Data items
[START]

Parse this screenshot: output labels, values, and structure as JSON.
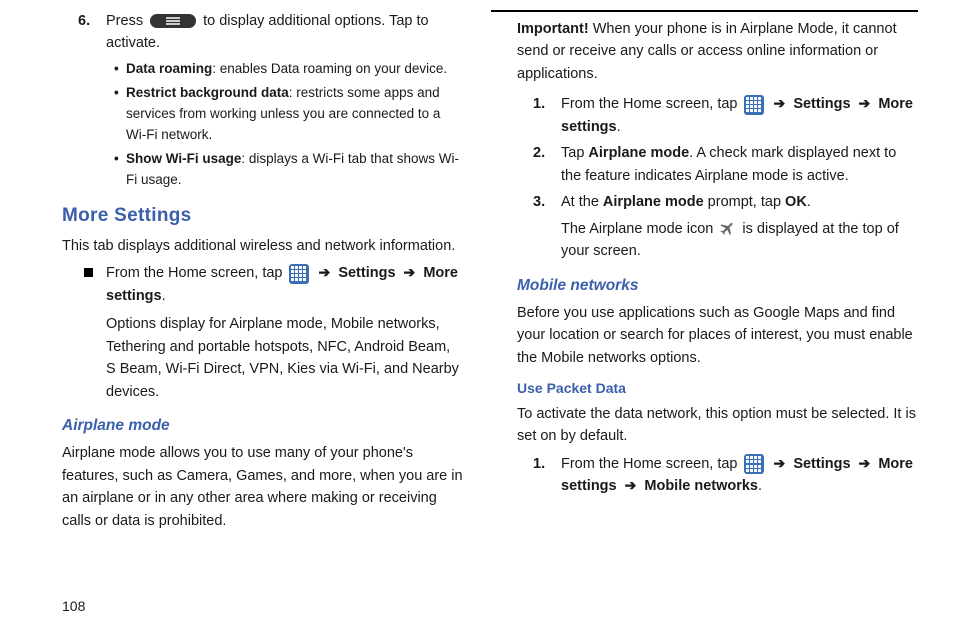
{
  "left": {
    "step6": {
      "num": "6.",
      "text_before": "Press ",
      "text_after": " to display additional options. Tap to activate."
    },
    "bullets": [
      {
        "bold": "Data roaming",
        "text": ": enables Data roaming on your device."
      },
      {
        "bold": "Restrict background data",
        "text": ": restricts some apps and services from working unless you are connected to a Wi-Fi network."
      },
      {
        "bold": "Show Wi-Fi usage",
        "text": ": displays a Wi-Fi tab that shows Wi-Fi usage."
      }
    ],
    "more_settings_heading": "More Settings",
    "more_settings_intro": "This tab displays additional wireless and network information.",
    "square": {
      "pre": "From the Home screen, tap ",
      "settings": "Settings",
      "more": "More settings",
      "options_text": "Options display for Airplane mode, Mobile networks, Tethering and portable hotspots, NFC, Android Beam, S Beam, Wi-Fi Direct, VPN, Kies via Wi-Fi, and Nearby devices."
    },
    "airplane_heading": "Airplane mode",
    "airplane_para": "Airplane mode allows you to use many of your phone's features, such as Camera, Games, and more, when you are in an airplane or in any other area where making or receiving calls or data is prohibited.",
    "page_number": "108"
  },
  "right": {
    "important_label": "Important!",
    "important_text": " When your phone is in Airplane Mode, it cannot send or receive any calls or access online information or applications.",
    "steps": [
      {
        "num": "1.",
        "pre": "From the Home screen, tap ",
        "settings": "Settings",
        "more": "More settings"
      },
      {
        "num": "2.",
        "tap": "Tap ",
        "bold": "Airplane mode",
        "post": ". A check mark displayed next to the feature indicates Airplane mode is active."
      },
      {
        "num": "3.",
        "at": "At the ",
        "bold1": "Airplane mode",
        "mid": " prompt, tap ",
        "bold2": "OK",
        "end": "."
      }
    ],
    "plane_icon_text_pre": "The Airplane mode icon ",
    "plane_icon_text_post": " is displayed at the top of your screen.",
    "mobile_heading": "Mobile networks",
    "mobile_para": "Before you use applications such as Google Maps and find your location or search for places of interest, you must enable the Mobile networks options.",
    "packet_heading": "Use Packet Data",
    "packet_para": "To activate the data network, this option must be selected. It is set on by default.",
    "packet_step": {
      "num": "1.",
      "pre": "From the Home screen, tap ",
      "settings": "Settings",
      "more": "More settings",
      "mobile": "Mobile networks"
    }
  },
  "arrow": "➔"
}
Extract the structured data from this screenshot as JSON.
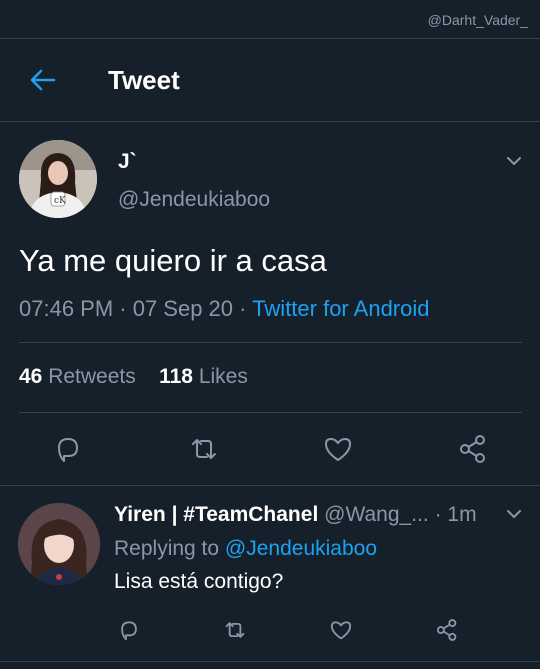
{
  "watermark": "@Darht_Vader_",
  "header": {
    "title": "Tweet"
  },
  "tweet": {
    "display_name": "J`",
    "handle": "@Jendeukiaboo",
    "text": "Ya me quiero ir a casa",
    "time": "07:46 PM · 07 Sep 20",
    "source_sep": " · ",
    "source": "Twitter for Android",
    "retweets_count": "46",
    "retweets_label": "Retweets",
    "likes_count": "118",
    "likes_label": "Likes"
  },
  "reply": {
    "display_name": "Yiren | #TeamChanel",
    "handle": "@Wang_...",
    "time": "· 1m",
    "replying_to_label": "Replying to",
    "replying_to_handle": "@Jendeukiaboo",
    "text": "Lisa está contigo?"
  },
  "colors": {
    "background": "#15202b",
    "accent": "#1da1f2",
    "secondary_text": "#8899a6",
    "divider": "#38444d"
  },
  "icons": [
    "back-arrow-icon",
    "chevron-down-icon",
    "reply-icon",
    "retweet-icon",
    "like-icon",
    "share-icon"
  ]
}
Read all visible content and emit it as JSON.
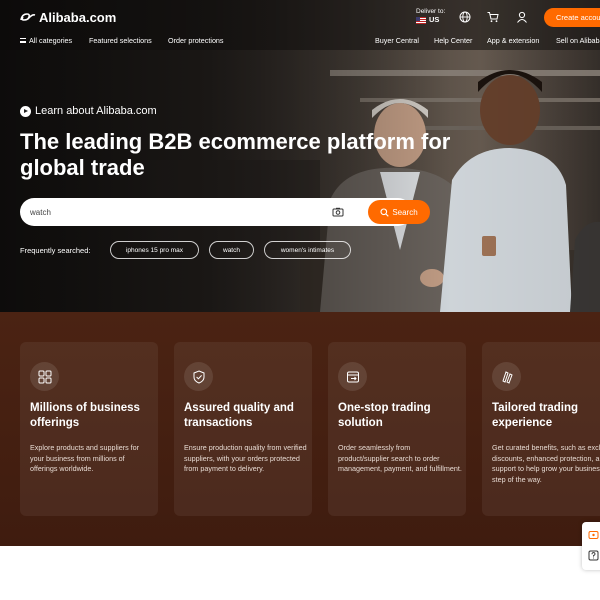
{
  "header": {
    "logo_text": "Alibaba.com",
    "deliver_label": "Deliver to:",
    "deliver_country": "US",
    "create_account_label": "Create account"
  },
  "nav": {
    "all_categories": "All categories",
    "featured_selections": "Featured selections",
    "order_protections": "Order protections",
    "buyer_central": "Buyer Central",
    "help_center": "Help Center",
    "app_extension": "App & extension",
    "sell_on": "Sell on Alibaba"
  },
  "hero": {
    "learn_link": "Learn about Alibaba.com",
    "headline": "The leading B2B ecommerce platform for global trade",
    "search_value": "watch",
    "search_button": "Search",
    "frequently_label": "Frequently searched:",
    "chips": [
      "iphones 15 pro max",
      "watch",
      "women's intimates"
    ]
  },
  "features": [
    {
      "icon": "grid-icon",
      "title": "Millions of business offerings",
      "desc": "Explore products and suppliers for your business from millions of offerings worldwide."
    },
    {
      "icon": "shield-check-icon",
      "title": "Assured quality and transactions",
      "desc": "Ensure production quality from verified suppliers, with your orders protected from payment to delivery."
    },
    {
      "icon": "one-stop-icon",
      "title": "One-stop trading solution",
      "desc": "Order seamlessly from product/supplier search to order management, payment, and fulfillment."
    },
    {
      "icon": "tailored-icon",
      "title": "Tailored trading experience",
      "desc": "Get curated benefits, such as exclusive discounts, enhanced protection, and extra support to help grow your business every step of the way."
    }
  ],
  "colors": {
    "accent": "#ff6a00",
    "brown_section": "#441f11"
  }
}
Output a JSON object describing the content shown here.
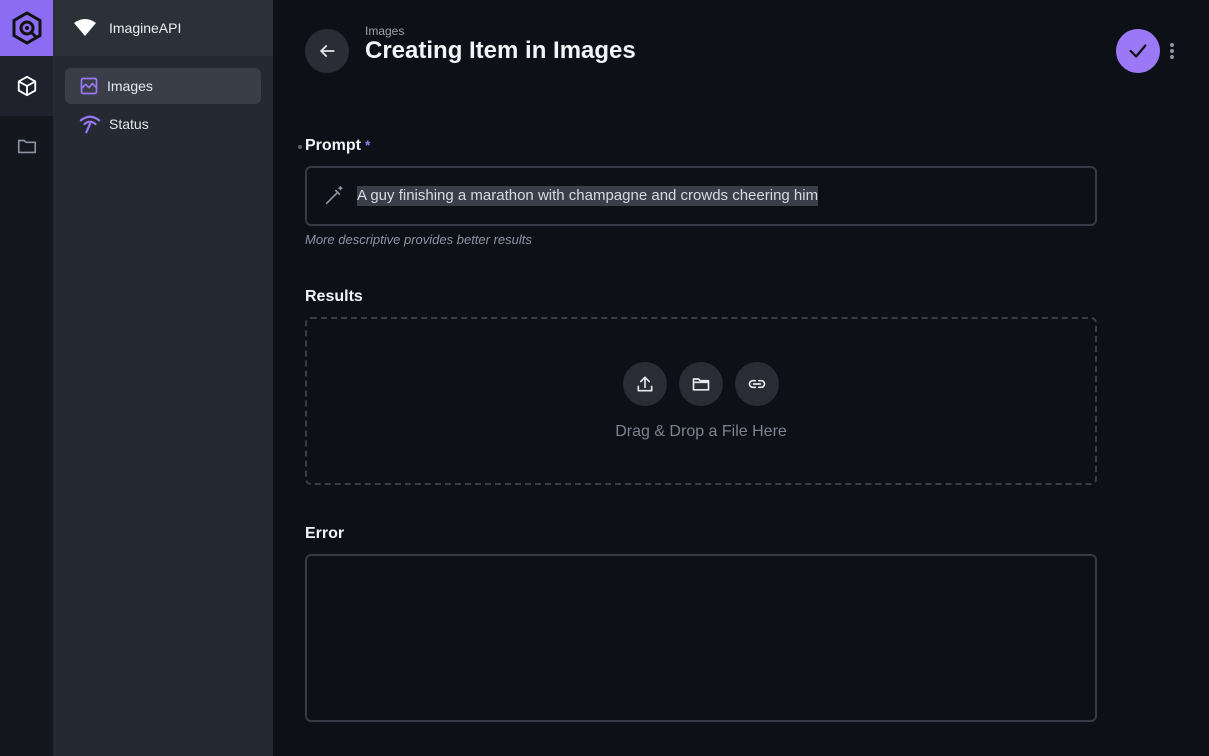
{
  "app": {
    "project_name": "ImagineAPI"
  },
  "modules": [
    {
      "name": "content",
      "icon": "box-icon",
      "active": true
    },
    {
      "name": "files",
      "icon": "folder-icon",
      "active": false
    }
  ],
  "nav": {
    "items": [
      {
        "label": "Images",
        "icon": "image-icon",
        "active": true
      },
      {
        "label": "Status",
        "icon": "signal-icon",
        "active": false
      }
    ]
  },
  "header": {
    "breadcrumb": "Images",
    "title": "Creating Item in Images"
  },
  "form": {
    "prompt": {
      "label": "Prompt",
      "required_marker": "*",
      "value": "A guy finishing a marathon with champagne and crowds cheering him",
      "hint": "More descriptive provides better results"
    },
    "results": {
      "label": "Results",
      "dropzone_text": "Drag & Drop a File Here"
    },
    "error": {
      "label": "Error",
      "value": ""
    }
  },
  "colors": {
    "accent": "#9a78f6",
    "logo_tile": "#8c6cf2",
    "background": "#0e1017",
    "sidebar": "#252932"
  }
}
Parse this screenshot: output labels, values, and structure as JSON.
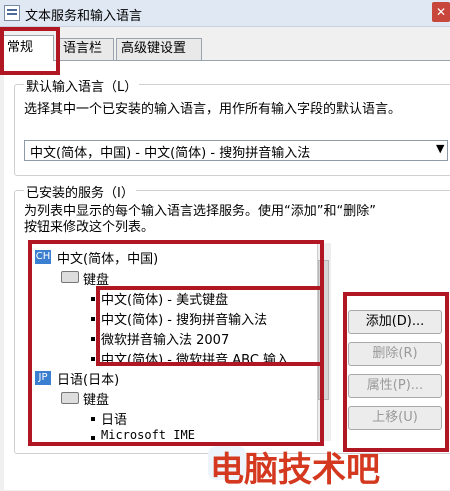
{
  "window": {
    "title": "文本服务和输入语言",
    "close_glyph": "✕"
  },
  "tabs": [
    {
      "label": "常规"
    },
    {
      "label": "语言栏"
    },
    {
      "label": "高级键设置"
    }
  ],
  "default_language": {
    "heading": "默认输入语言（L）",
    "description": "选择其中一个已安装的输入语言，用作所有输入字段的默认语言。",
    "selected": "中文(简体，中国) - 中文(简体) - 搜狗拼音输入法"
  },
  "installed": {
    "heading": "已安装的服务（I）",
    "description_line1": "为列表中显示的每个输入语言选择服务。使用“添加”和“删除”",
    "description_line2": "按钮来修改这个列表。",
    "tree": {
      "lang1": {
        "badge": "CH",
        "name": "中文(简体，中国)"
      },
      "kbd1": "键盘",
      "lang1_items": [
        "中文(简体) - 美式键盘",
        "中文(简体) - 搜狗拼音输入法",
        "微软拼音输入法 2007",
        "中文(简体) - 微软拼音 ABC 输入"
      ],
      "lang2": {
        "badge": "JP",
        "name": "日语(日本)"
      },
      "kbd2": "键盘",
      "lang2_items": [
        "日语",
        "Microsoft IME"
      ]
    }
  },
  "buttons": {
    "add": "添加(D)...",
    "remove": "删除(R)",
    "properties": "属性(P)...",
    "move_up": "上移(U)"
  },
  "watermark": "电脑技术吧",
  "colors": {
    "annotation": "#b01722",
    "watermark": "#d4381f"
  }
}
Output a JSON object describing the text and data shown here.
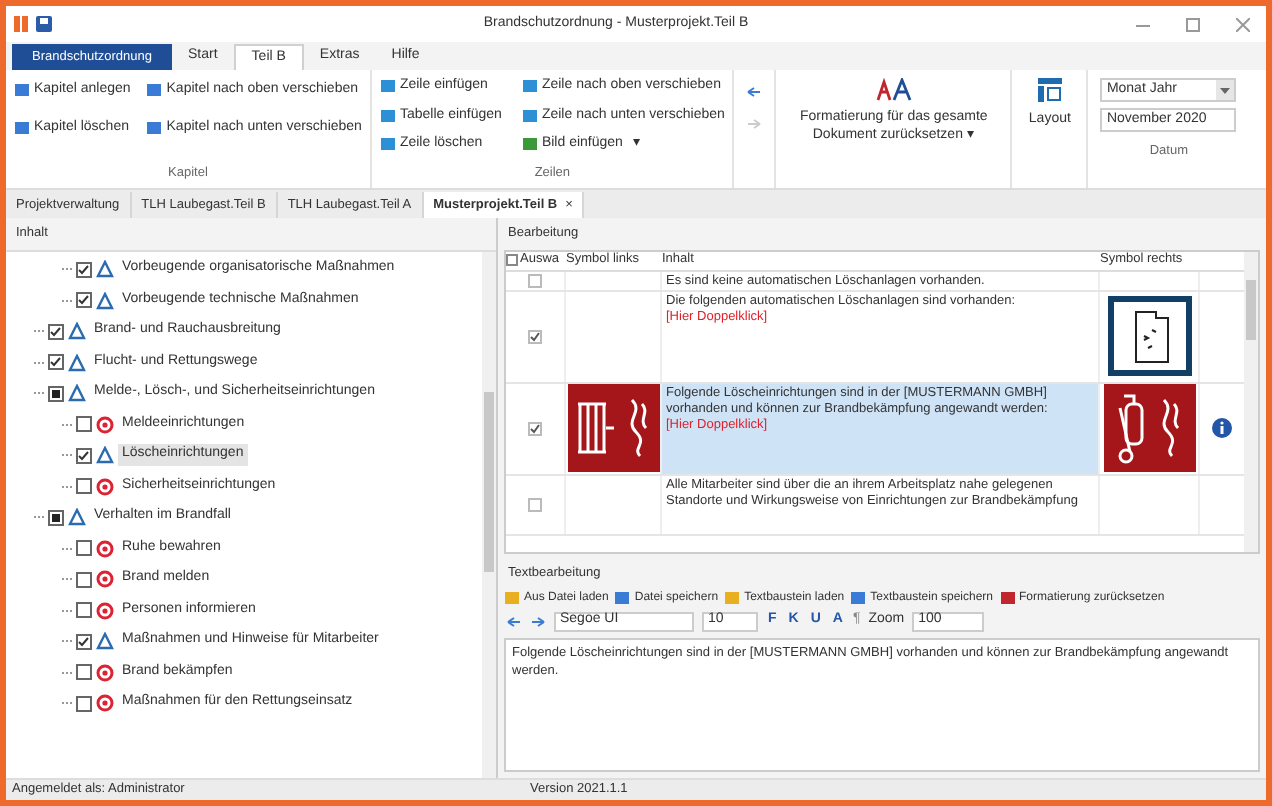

[END]

Please write out all the data again word for word, but not the pictures.

### Expected answer
Parse this screenshot: output labels, values, and structure as JSON.
{
  "left": {
    "step6": {
      "num": "6.",
      "text_before": "Press ",
      "text_after": " to display additional options. Tap to activate."
    },
    "bullets": [
      {
        "bold": "Data roaming",
        "text": ": enables Data roaming on your device."
      },
      {
        "bold": "Restrict background data",
        "text": ": restricts some apps and services from working unless you are connected to a Wi-Fi network."
      },
      {
        "bold": "Show Wi-Fi usage",
        "text": ": displays a Wi-Fi tab that shows Wi-Fi usage."
      }
    ],
    "more_settings_heading": "More Settings",
    "more_settings_intro": "This tab displays additional wireless and network information.",
    "square": {
      "pre": "From the Home screen, tap ",
      "settings": "Settings",
      "more": "More settings",
      "options_text": "Options display for Airplane mode, Mobile networks, Tethering and portable hotspots, NFC, Android Beam, S Beam, Wi-Fi Direct, VPN, Kies via Wi-Fi, and Nearby devices."
    },
    "airplane_heading": "Airplane mode",
    "airplane_para": "Airplane mode allows you to use many of your phone's features, such as Camera, Games, and more, when you are in an airplane or in any other area where making or receiving calls or data is prohibited.",
    "page_number": "108"
  },
  "right": {
    "important_label": "Important!",
    "important_text": " When your phone is in Airplane Mode, it cannot send or receive any calls or access online information or applications.",
    "steps": [
      {
        "num": "1.",
        "pre": "From the Home screen, tap ",
        "settings": "Settings",
        "more": "More settings"
      },
      {
        "num": "2.",
        "tap": "Tap ",
        "bold": "Airplane mode",
        "post": ". A check mark displayed next to the feature indicates Airplane mode is active."
      },
      {
        "num": "3.",
        "at": "At the ",
        "bold1": "Airplane mode",
        "mid": " prompt, tap ",
        "bold2": "OK",
        "end": "."
      }
    ],
    "plane_icon_text_pre": "The Airplane mode icon ",
    "plane_icon_text_post": " is displayed at the top of your screen.",
    "mobile_heading": "Mobile networks",
    "mobile_para": "Before you use applications such as Google Maps and find your location or search for places of interest, you must enable the Mobile networks options.",
    "packet_heading": "Use Packet Data",
    "packet_para": "To activate the data network, this option must be selected. It is set on by default.",
    "packet_step": {
      "num": "1.",
      "pre": "From the Home screen, tap ",
      "settings": "Settings",
      "more": "More settings",
      "mobile": "Mobile networks"
    }
  },
  "arrow": "➔"
}
Extract the structured data from this screenshot as JSON.
{
  "watermark": "@Darht_Vader_",
  "header": {
    "title": "Tweet"
  },
  "tweet": {
    "display_name": "J`",
    "handle": "@Jendeukiaboo",
    "text": "Ya me quiero ir a casa",
    "time": "07:46 PM · 07 Sep 20",
    "source_sep": " · ",
    "source": "Twitter for Android",
    "retweets_count": "46",
    "retweets_label": "Retweets",
    "likes_count": "118",
    "likes_label": "Likes"
  },
  "reply": {
    "display_name": "Yiren | #TeamChanel",
    "handle": "@Wang_...",
    "time": "· 1m",
    "replying_to_label": "Replying to",
    "replying_to_handle": "@Jendeukiaboo",
    "text": "Lisa está contigo?"
  },
  "colors": {
    "background": "#15202b",
    "accent": "#1da1f2",
    "secondary_text": "#8899a6",
    "divider": "#38444d"
  },
  "icons": [
    "back-arrow-icon",
    "chevron-down-icon",
    "reply-icon",
    "retweet-icon",
    "like-icon",
    "share-icon"
  ]
}
Read all visible content and emit it as JSON.
{
  "header": {
    "logo_text": "Alibaba.com",
    "deliver_label": "Deliver to:",
    "deliver_country": "US",
    "create_account_label": "Create account"
  },
  "nav": {
    "all_categories": "All categories",
    "featured_selections": "Featured selections",
    "order_protections": "Order protections",
    "buyer_central": "Buyer Central",
    "help_center": "Help Center",
    "app_extension": "App & extension",
    "sell_on": "Sell on Alibaba"
  },
  "hero": {
    "learn_link": "Learn about Alibaba.com",
    "headline": "The leading B2B ecommerce platform for global trade",
    "search_value": "watch",
    "search_button": "Search",
    "frequently_label": "Frequently searched:",
    "chips": [
      "iphones 15 pro max",
      "watch",
      "women's intimates"
    ]
  },
  "features": [
    {
      "icon": "grid-icon",
      "title": "Millions of business offerings",
      "desc": "Explore products and suppliers for your business from millions of offerings worldwide."
    },
    {
      "icon": "shield-check-icon",
      "title": "Assured quality and transactions",
      "desc": "Ensure production quality from verified suppliers, with your orders protected from payment to delivery."
    },
    {
      "icon": "one-stop-icon",
      "title": "One-stop trading solution",
      "desc": "Order seamlessly from product/supplier search to order management, payment, and fulfillment."
    },
    {
      "icon": "tailored-icon",
      "title": "Tailored trading experience",
      "desc": "Get curated benefits, such as exclusive discounts, enhanced protection, and extra support to help grow your business every step of the way."
    }
  ],
  "colors": {
    "accent": "#ff6a00",
    "brown_section": "#441f11"
  }
}
Output a JSON object describing the content shown here.
{
  "app": {
    "project_name": "ImagineAPI"
  },
  "modules": [
    {
      "name": "content",
      "icon": "box-icon",
      "active": true
    },
    {
      "name": "files",
      "icon": "folder-icon",
      "active": false
    }
  ],
  "nav": {
    "items": [
      {
        "label": "Images",
        "icon": "image-icon",
        "active": true
      },
      {
        "label": "Status",
        "icon": "signal-icon",
        "active": false
      }
    ]
  },
  "header": {
    "breadcrumb": "Images",
    "title": "Creating Item in Images"
  },
  "form": {
    "prompt": {
      "label": "Prompt",
      "required_marker": "*",
      "value": "A guy finishing a marathon with champagne and crowds cheering him",
      "hint": "More descriptive provides better results"
    },
    "results": {
      "label": "Results",
      "dropzone_text": "Drag & Drop a File Here"
    },
    "error": {
      "label": "Error",
      "value": ""
    }
  },
  "colors": {
    "accent": "#9a78f6",
    "logo_tile": "#8c6cf2",
    "background": "#0e1017",
    "sidebar": "#252932"
  }
}
Parse this screenshot: output labels, values, and structure as JSON.
{
  "window": {
    "title": "文本服务和输入语言",
    "close_glyph": "✕"
  },
  "tabs": [
    {
      "label": "常规"
    },
    {
      "label": "语言栏"
    },
    {
      "label": "高级键设置"
    }
  ],
  "default_language": {
    "heading": "默认输入语言（L）",
    "description": "选择其中一个已安装的输入语言，用作所有输入字段的默认语言。",
    "selected": "中文(简体，中国) - 中文(简体) - 搜狗拼音输入法"
  },
  "installed": {
    "heading": "已安装的服务（I）",
    "description_line1": "为列表中显示的每个输入语言选择服务。使用“添加”和“删除”",
    "description_line2": "按钮来修改这个列表。",
    "tree": {
      "lang1": {
        "badge": "CH",
        "name": "中文(简体，中国)"
      },
      "kbd1": "键盘",
      "lang1_items": [
        "中文(简体) - 美式键盘",
        "中文(简体) - 搜狗拼音输入法",
        "微软拼音输入法 2007",
        "中文(简体) - 微软拼音 ABC 输入"
      ],
      "lang2": {
        "badge": "JP",
        "name": "日语(日本)"
      },
      "kbd2": "键盘",
      "lang2_items": [
        "日语",
        "Microsoft IME"
      ]
    }
  },
  "buttons": {
    "add": "添加(D)...",
    "remove": "删除(R)",
    "properties": "属性(P)...",
    "move_up": "上移(U)"
  },
  "watermark": "电脑技术吧",
  "colors": {
    "annotation": "#b01722",
    "watermark": "#d4381f"
  }
}
Output a JSON object describing the text and data shown here.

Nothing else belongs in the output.